### What is asked
State only the number of lines that include "Jean".

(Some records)
• • • • •

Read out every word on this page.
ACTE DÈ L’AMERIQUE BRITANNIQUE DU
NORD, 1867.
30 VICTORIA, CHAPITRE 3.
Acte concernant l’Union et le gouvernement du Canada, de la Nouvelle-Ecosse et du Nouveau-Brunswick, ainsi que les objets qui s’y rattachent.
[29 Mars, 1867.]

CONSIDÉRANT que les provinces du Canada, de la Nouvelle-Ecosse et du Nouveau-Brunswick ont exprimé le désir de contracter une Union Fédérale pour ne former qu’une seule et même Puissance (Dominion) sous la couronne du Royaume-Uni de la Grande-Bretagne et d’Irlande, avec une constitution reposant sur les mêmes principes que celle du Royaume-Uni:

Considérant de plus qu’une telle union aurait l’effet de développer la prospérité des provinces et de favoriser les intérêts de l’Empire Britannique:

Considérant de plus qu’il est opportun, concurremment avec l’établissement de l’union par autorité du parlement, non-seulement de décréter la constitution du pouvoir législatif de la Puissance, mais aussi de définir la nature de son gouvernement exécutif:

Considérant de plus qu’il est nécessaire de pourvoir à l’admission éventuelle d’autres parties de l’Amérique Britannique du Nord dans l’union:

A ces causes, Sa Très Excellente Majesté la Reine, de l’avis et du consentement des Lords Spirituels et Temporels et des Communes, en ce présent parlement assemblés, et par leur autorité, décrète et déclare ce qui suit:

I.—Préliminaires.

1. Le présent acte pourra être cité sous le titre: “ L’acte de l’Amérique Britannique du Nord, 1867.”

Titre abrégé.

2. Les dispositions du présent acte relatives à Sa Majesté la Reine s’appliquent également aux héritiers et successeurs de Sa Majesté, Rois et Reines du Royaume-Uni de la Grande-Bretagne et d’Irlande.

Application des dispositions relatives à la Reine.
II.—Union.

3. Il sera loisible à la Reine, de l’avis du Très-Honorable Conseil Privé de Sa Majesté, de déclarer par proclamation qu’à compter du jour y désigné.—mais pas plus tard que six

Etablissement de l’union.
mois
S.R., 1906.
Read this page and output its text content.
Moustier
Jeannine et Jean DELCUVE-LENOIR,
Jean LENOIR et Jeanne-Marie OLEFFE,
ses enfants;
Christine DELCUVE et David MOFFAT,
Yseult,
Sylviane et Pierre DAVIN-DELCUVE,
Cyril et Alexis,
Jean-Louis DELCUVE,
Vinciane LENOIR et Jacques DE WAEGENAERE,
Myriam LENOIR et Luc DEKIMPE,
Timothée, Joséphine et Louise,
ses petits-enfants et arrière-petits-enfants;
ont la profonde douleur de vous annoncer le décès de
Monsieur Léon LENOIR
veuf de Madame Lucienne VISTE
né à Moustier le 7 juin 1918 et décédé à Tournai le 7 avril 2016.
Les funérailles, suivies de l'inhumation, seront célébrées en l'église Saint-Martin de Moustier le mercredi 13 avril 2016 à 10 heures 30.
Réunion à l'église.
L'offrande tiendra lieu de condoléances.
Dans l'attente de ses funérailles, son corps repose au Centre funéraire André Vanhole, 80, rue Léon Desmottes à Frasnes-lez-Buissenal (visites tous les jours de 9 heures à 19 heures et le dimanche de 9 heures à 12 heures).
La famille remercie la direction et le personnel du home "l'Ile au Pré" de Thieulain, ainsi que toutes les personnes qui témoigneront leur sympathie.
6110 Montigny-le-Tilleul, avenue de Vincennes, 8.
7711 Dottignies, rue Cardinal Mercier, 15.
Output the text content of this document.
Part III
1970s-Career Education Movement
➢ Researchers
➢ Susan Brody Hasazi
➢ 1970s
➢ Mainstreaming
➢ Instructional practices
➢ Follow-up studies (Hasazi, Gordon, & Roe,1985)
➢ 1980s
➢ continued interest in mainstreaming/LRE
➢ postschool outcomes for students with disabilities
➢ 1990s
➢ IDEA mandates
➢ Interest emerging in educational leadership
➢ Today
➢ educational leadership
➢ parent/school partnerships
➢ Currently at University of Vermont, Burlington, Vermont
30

• • • • •

### Response to the task
3